AIM>
Determine the number of lines in the data that include the word "screenshot", and write only that number.

────────────────────────────────────────

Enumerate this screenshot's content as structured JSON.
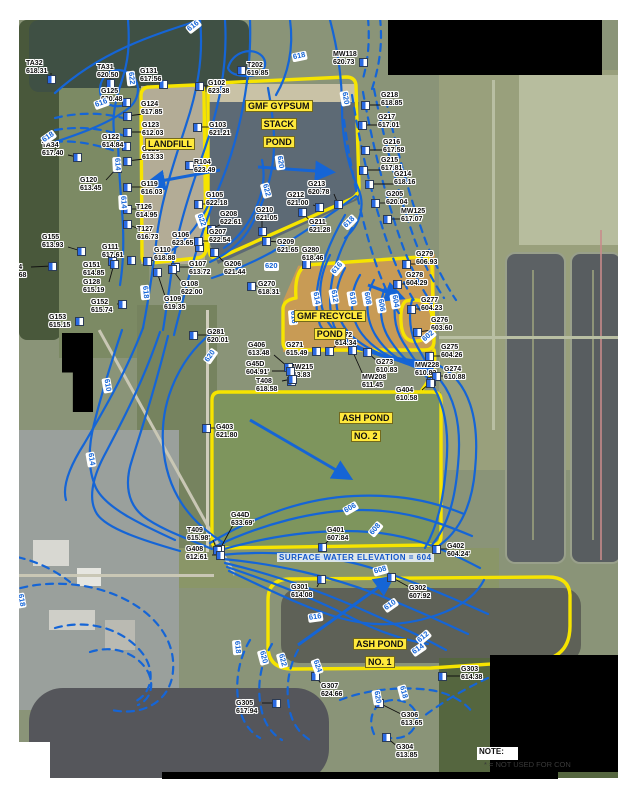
{
  "map": {
    "areas": [
      {
        "name": "landfill",
        "lines": [
          "LANDFILL"
        ],
        "x": 145,
        "y": 134
      },
      {
        "name": "gmf-gypsum-stack-pond",
        "lines": [
          "GMF GYPSUM",
          "STACK",
          "POND"
        ],
        "x": 245,
        "y": 96
      },
      {
        "name": "gmf-recycle-pond",
        "lines": [
          "GMF RECYCLE",
          "POND"
        ],
        "x": 294,
        "y": 306
      },
      {
        "name": "ash-pond-no-2",
        "lines": [
          "ASH POND",
          "NO. 2"
        ],
        "x": 339,
        "y": 408
      },
      {
        "name": "ash-pond-no-1",
        "lines": [
          "ASH POND",
          "NO. 1"
        ],
        "x": 353,
        "y": 634
      }
    ],
    "wells": [
      {
        "id": "TA32",
        "v": "618.31",
        "lx": 26,
        "ly": 60,
        "mx": 51,
        "my": 79
      },
      {
        "id": "TA31",
        "v": "620.50",
        "lx": 97,
        "ly": 64,
        "mx": 110,
        "my": 83
      },
      {
        "id": "G131",
        "v": "617.56",
        "lx": 140,
        "ly": 68,
        "mx": 163,
        "my": 84
      },
      {
        "id": "G125",
        "v": "620.48",
        "lx": 101,
        "ly": 88,
        "mx": 126,
        "my": 102
      },
      {
        "id": "G124",
        "v": "617.85",
        "lx": 141,
        "ly": 101,
        "mx": 127,
        "my": 116
      },
      {
        "id": "G123",
        "v": "612.03",
        "lx": 142,
        "ly": 122,
        "mx": 127,
        "my": 132
      },
      {
        "id": "G122",
        "v": "614.84",
        "lx": 102,
        "ly": 134,
        "mx": 126,
        "my": 146
      },
      {
        "id": "TA34",
        "v": "617.40",
        "lx": 42,
        "ly": 142,
        "mx": 77,
        "my": 157
      },
      {
        "id": "G121",
        "v": "613.33",
        "lx": 142,
        "ly": 146,
        "mx": 127,
        "my": 161
      },
      {
        "id": "G120",
        "v": "613.45",
        "lx": 80,
        "ly": 177,
        "mx": 117,
        "my": 168
      },
      {
        "id": "G119",
        "v": "616.03",
        "lx": 141,
        "ly": 181,
        "mx": 127,
        "my": 187
      },
      {
        "id": "T126",
        "v": "614.95",
        "lx": 136,
        "ly": 204,
        "mx": 127,
        "my": 209
      },
      {
        "id": "T127",
        "v": "616.73",
        "lx": 137,
        "ly": 226,
        "mx": 127,
        "my": 224
      },
      {
        "id": "G155",
        "v": "613.93",
        "lx": 42,
        "ly": 234,
        "mx": 81,
        "my": 251
      },
      {
        "id": "G111",
        "v": "617.61",
        "lx": 102,
        "ly": 244,
        "mx": 131,
        "my": 260
      },
      {
        "id": "G154",
        "v": "614.68",
        "lx": 5,
        "ly": 264,
        "mx": 52,
        "my": 266
      },
      {
        "id": "G151",
        "v": "614.85",
        "lx": 83,
        "ly": 262,
        "mx": 112,
        "my": 261
      },
      {
        "id": "G128",
        "v": "615.19",
        "lx": 83,
        "ly": 279,
        "mx": 114,
        "my": 264
      },
      {
        "id": "G152",
        "v": "615.74",
        "lx": 91,
        "ly": 299,
        "mx": 122,
        "my": 304
      },
      {
        "id": "G153",
        "v": "615.15",
        "lx": 49,
        "ly": 314,
        "mx": 79,
        "my": 321
      },
      {
        "id": "G106",
        "v": "623.65",
        "lx": 172,
        "ly": 232,
        "mx": 199,
        "my": 247
      },
      {
        "id": "G110",
        "v": "618.88",
        "lx": 154,
        "ly": 247,
        "mx": 147,
        "my": 261
      },
      {
        "id": "G107",
        "v": "613.72",
        "lx": 189,
        "ly": 261,
        "mx": 175,
        "my": 267
      },
      {
        "id": "G108",
        "v": "622.00",
        "lx": 181,
        "ly": 281,
        "mx": 172,
        "my": 269
      },
      {
        "id": "G109",
        "v": "619.35",
        "lx": 164,
        "ly": 296,
        "mx": 157,
        "my": 272
      },
      {
        "id": "G102",
        "v": "623.38",
        "lx": 208,
        "ly": 80,
        "mx": 199,
        "my": 86
      },
      {
        "id": "T202",
        "v": "619.85",
        "lx": 247,
        "ly": 62,
        "mx": 241,
        "my": 70
      },
      {
        "id": "MW118",
        "v": "620.73",
        "lx": 333,
        "ly": 51,
        "mx": 363,
        "my": 62
      },
      {
        "id": "G103",
        "v": "621.21",
        "lx": 209,
        "ly": 122,
        "mx": 197,
        "my": 127
      },
      {
        "id": "R104",
        "v": "623.49",
        "lx": 194,
        "ly": 159,
        "mx": 189,
        "my": 165
      },
      {
        "id": "G105",
        "v": "622.18",
        "lx": 206,
        "ly": 192,
        "mx": 198,
        "my": 204
      },
      {
        "id": "G208",
        "v": "622.61",
        "lx": 220,
        "ly": 211,
        "mx": 211,
        "my": 229
      },
      {
        "id": "G207",
        "v": "622.54",
        "lx": 209,
        "ly": 229,
        "mx": 198,
        "my": 241
      },
      {
        "id": "G210",
        "v": "621.05",
        "lx": 256,
        "ly": 207,
        "mx": 262,
        "my": 231
      },
      {
        "id": "G212",
        "v": "621.00",
        "lx": 287,
        "ly": 192,
        "mx": 319,
        "my": 207
      },
      {
        "id": "G213",
        "v": "620.78",
        "lx": 308,
        "ly": 181,
        "mx": 338,
        "my": 204
      },
      {
        "id": "G211",
        "v": "621.28",
        "lx": 309,
        "ly": 219,
        "mx": 302,
        "my": 212
      },
      {
        "id": "G209",
        "v": "621.65",
        "lx": 277,
        "ly": 239,
        "mx": 266,
        "my": 241
      },
      {
        "id": "G206",
        "v": "621.44",
        "lx": 224,
        "ly": 261,
        "mx": 214,
        "my": 252
      },
      {
        "id": "G280",
        "v": "618.46",
        "lx": 302,
        "ly": 247,
        "mx": 306,
        "my": 264
      },
      {
        "id": "G270",
        "v": "618.31",
        "lx": 258,
        "ly": 281,
        "mx": 251,
        "my": 286
      },
      {
        "id": "G218",
        "v": "618.85",
        "lx": 381,
        "ly": 92,
        "mx": 365,
        "my": 105
      },
      {
        "id": "G217",
        "v": "617.01",
        "lx": 378,
        "ly": 114,
        "mx": 362,
        "my": 125
      },
      {
        "id": "G216",
        "v": "617.58",
        "lx": 383,
        "ly": 139,
        "mx": 365,
        "my": 150
      },
      {
        "id": "G215",
        "v": "617.81",
        "lx": 381,
        "ly": 157,
        "mx": 363,
        "my": 170
      },
      {
        "id": "G214",
        "v": "618.16",
        "lx": 394,
        "ly": 171,
        "mx": 369,
        "my": 184
      },
      {
        "id": "G205",
        "v": "620.04",
        "lx": 386,
        "ly": 191,
        "mx": 375,
        "my": 203
      },
      {
        "id": "MW125",
        "v": "617.07",
        "lx": 401,
        "ly": 208,
        "mx": 387,
        "my": 219
      },
      {
        "id": "G279",
        "v": "606.93",
        "lx": 416,
        "ly": 251,
        "mx": 406,
        "my": 264
      },
      {
        "id": "G278",
        "v": "604.29",
        "lx": 406,
        "ly": 272,
        "mx": 397,
        "my": 284
      },
      {
        "id": "G277",
        "v": "604.23",
        "lx": 421,
        "ly": 297,
        "mx": 411,
        "my": 309
      },
      {
        "id": "G276",
        "v": "603.60",
        "lx": 431,
        "ly": 317,
        "mx": 417,
        "my": 332
      },
      {
        "id": "G275",
        "v": "604.26",
        "lx": 441,
        "ly": 344,
        "mx": 429,
        "my": 356
      },
      {
        "id": "MW228",
        "v": "610.83",
        "lx": 415,
        "ly": 362,
        "mx": 431,
        "my": 381
      },
      {
        "id": "G274",
        "v": "610.88",
        "lx": 444,
        "ly": 366,
        "mx": 436,
        "my": 376
      },
      {
        "id": "G271",
        "v": "615.49",
        "lx": 286,
        "ly": 342,
        "mx": 316,
        "my": 351
      },
      {
        "id": "G272",
        "v": "614.34",
        "lx": 335,
        "ly": 332,
        "mx": 329,
        "my": 351
      },
      {
        "id": "G273",
        "v": "610.83",
        "lx": 376,
        "ly": 359,
        "mx": 367,
        "my": 352
      },
      {
        "id": "MW215",
        "v": "613.83",
        "lx": 289,
        "ly": 364,
        "mx": 291,
        "my": 381
      },
      {
        "id": "MW208",
        "v": "611.45",
        "lx": 362,
        "ly": 374,
        "mx": 352,
        "my": 350
      },
      {
        "id": "G404",
        "v": "610.58",
        "lx": 396,
        "ly": 387,
        "mx": 430,
        "my": 383
      },
      {
        "id": "G281",
        "v": "620.01",
        "lx": 207,
        "ly": 329,
        "mx": 193,
        "my": 335
      },
      {
        "id": "G406",
        "v": "613.48",
        "lx": 248,
        "ly": 342,
        "mx": 288,
        "my": 367
      },
      {
        "id": "G45D",
        "v": "604.91'",
        "lx": 246,
        "ly": 361,
        "mx": 290,
        "my": 371
      },
      {
        "id": "T408",
        "v": "618.58",
        "lx": 256,
        "ly": 378,
        "mx": 292,
        "my": 379
      },
      {
        "id": "G403",
        "v": "621.80",
        "lx": 216,
        "ly": 424,
        "mx": 206,
        "my": 428
      },
      {
        "id": "G44D",
        "v": "633.69'",
        "lx": 231,
        "ly": 512,
        "mx": 220,
        "my": 549
      },
      {
        "id": "T409",
        "v": "615.98'",
        "lx": 187,
        "ly": 527,
        "mx": 217,
        "my": 550
      },
      {
        "id": "G408",
        "v": "612.61",
        "lx": 186,
        "ly": 546,
        "mx": 220,
        "my": 555
      },
      {
        "id": "G401",
        "v": "607.84",
        "lx": 327,
        "ly": 527,
        "mx": 322,
        "my": 547
      },
      {
        "id": "G402",
        "v": "604.24'",
        "lx": 447,
        "ly": 543,
        "mx": 436,
        "my": 549
      },
      {
        "id": "G301",
        "v": "614.08",
        "lx": 291,
        "ly": 584,
        "mx": 321,
        "my": 579
      },
      {
        "id": "G302",
        "v": "607.92",
        "lx": 409,
        "ly": 585,
        "mx": 391,
        "my": 577
      },
      {
        "id": "G303",
        "v": "614.38",
        "lx": 461,
        "ly": 666,
        "mx": 442,
        "my": 676
      },
      {
        "id": "G307",
        "v": "624.66",
        "lx": 321,
        "ly": 683,
        "mx": 315,
        "my": 676
      },
      {
        "id": "G305",
        "v": "617.94",
        "lx": 236,
        "ly": 700,
        "mx": 276,
        "my": 703
      },
      {
        "id": "G306",
        "v": "613.65",
        "lx": 401,
        "ly": 712,
        "mx": 379,
        "my": 703
      },
      {
        "id": "G304",
        "v": "613.85",
        "lx": 396,
        "ly": 744,
        "mx": 386,
        "my": 737
      }
    ],
    "contour_labels": [
      {
        "t": "616",
        "x": 186,
        "y": 22,
        "r": -38
      },
      {
        "t": "618",
        "x": 292,
        "y": 52,
        "r": -12
      },
      {
        "t": "622",
        "x": 124,
        "y": 74,
        "r": 84
      },
      {
        "t": "616",
        "x": 94,
        "y": 99,
        "r": -20
      },
      {
        "t": "618",
        "x": 41,
        "y": 133,
        "r": -35
      },
      {
        "t": "614",
        "x": 110,
        "y": 160,
        "r": 87
      },
      {
        "t": "614",
        "x": 116,
        "y": 198,
        "r": 87
      },
      {
        "t": "618",
        "x": 138,
        "y": 288,
        "r": 85
      },
      {
        "t": "620",
        "x": 273,
        "y": 158,
        "r": 82
      },
      {
        "t": "620",
        "x": 338,
        "y": 94,
        "r": 80
      },
      {
        "t": "622",
        "x": 194,
        "y": 216,
        "r": 70
      },
      {
        "t": "622",
        "x": 259,
        "y": 186,
        "r": 75
      },
      {
        "t": "620",
        "x": 264,
        "y": 262,
        "r": 0
      },
      {
        "t": "618",
        "x": 342,
        "y": 218,
        "r": -45
      },
      {
        "t": "616",
        "x": 330,
        "y": 264,
        "r": -50
      },
      {
        "t": "616",
        "x": 286,
        "y": 313,
        "r": 85
      },
      {
        "t": "614",
        "x": 309,
        "y": 294,
        "r": 80
      },
      {
        "t": "612",
        "x": 327,
        "y": 292,
        "r": 80
      },
      {
        "t": "610",
        "x": 345,
        "y": 294,
        "r": 80
      },
      {
        "t": "608",
        "x": 360,
        "y": 294,
        "r": 80
      },
      {
        "t": "606",
        "x": 374,
        "y": 301,
        "r": 80
      },
      {
        "t": "604",
        "x": 388,
        "y": 297,
        "r": 80
      },
      {
        "t": "602",
        "x": 421,
        "y": 332,
        "r": -40
      },
      {
        "t": "620",
        "x": 203,
        "y": 352,
        "r": -55
      },
      {
        "t": "610",
        "x": 100,
        "y": 381,
        "r": 80
      },
      {
        "t": "614",
        "x": 84,
        "y": 455,
        "r": 80
      },
      {
        "t": "606",
        "x": 343,
        "y": 504,
        "r": -30
      },
      {
        "t": "608",
        "x": 368,
        "y": 525,
        "r": -50
      },
      {
        "t": "608",
        "x": 373,
        "y": 566,
        "r": -15
      },
      {
        "t": "610",
        "x": 383,
        "y": 601,
        "r": -35
      },
      {
        "t": "616",
        "x": 308,
        "y": 613,
        "r": -8
      },
      {
        "t": "612",
        "x": 416,
        "y": 633,
        "r": -40
      },
      {
        "t": "614",
        "x": 411,
        "y": 645,
        "r": -35
      },
      {
        "t": "618",
        "x": 230,
        "y": 643,
        "r": 85
      },
      {
        "t": "620",
        "x": 256,
        "y": 653,
        "r": 75
      },
      {
        "t": "622",
        "x": 275,
        "y": 656,
        "r": 75
      },
      {
        "t": "624",
        "x": 310,
        "y": 662,
        "r": 70
      },
      {
        "t": "618",
        "x": 396,
        "y": 688,
        "r": 75
      },
      {
        "t": "620",
        "x": 370,
        "y": 693,
        "r": 80
      },
      {
        "t": "618",
        "x": 14,
        "y": 596,
        "r": 80
      }
    ],
    "arrows": [
      {
        "x1": 220,
        "y1": 170,
        "x2": 150,
        "y2": 183
      },
      {
        "x1": 258,
        "y1": 167,
        "x2": 330,
        "y2": 172
      },
      {
        "x1": 250,
        "y1": 420,
        "x2": 348,
        "y2": 477
      },
      {
        "x1": 298,
        "y1": 645,
        "x2": 390,
        "y2": 579
      },
      {
        "x1": 368,
        "y1": 285,
        "x2": 400,
        "y2": 297
      }
    ],
    "annotations": {
      "surface_water": "SURFACE WATER ELEVATION = 604",
      "surface_water_x": 277,
      "surface_water_y": 553,
      "note_title": "NOTE:",
      "note_body": "* = NOT USED FOR CON"
    },
    "colors": {
      "contour": "#1565d6",
      "boundary": "#f6e400",
      "area_label_bg": "#ffe93c",
      "marker_blue": "#2b6be4"
    }
  }
}
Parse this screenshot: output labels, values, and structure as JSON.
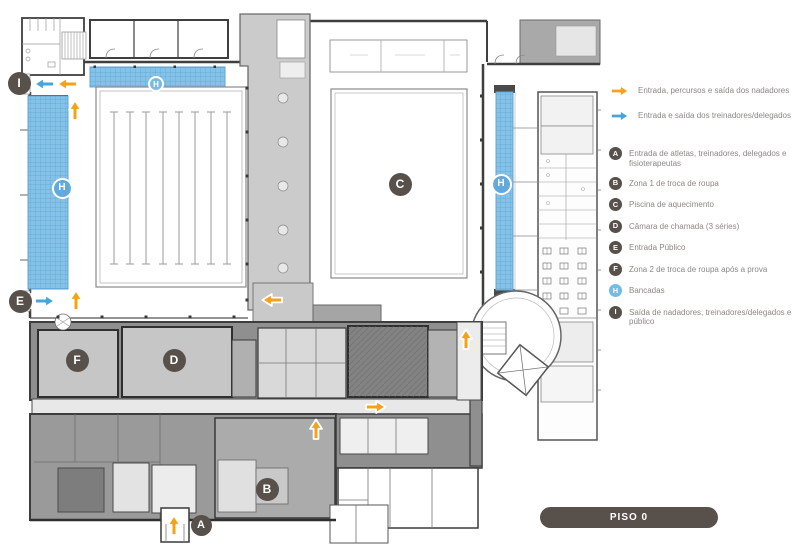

────────────────────────────────────────

RESULT>
2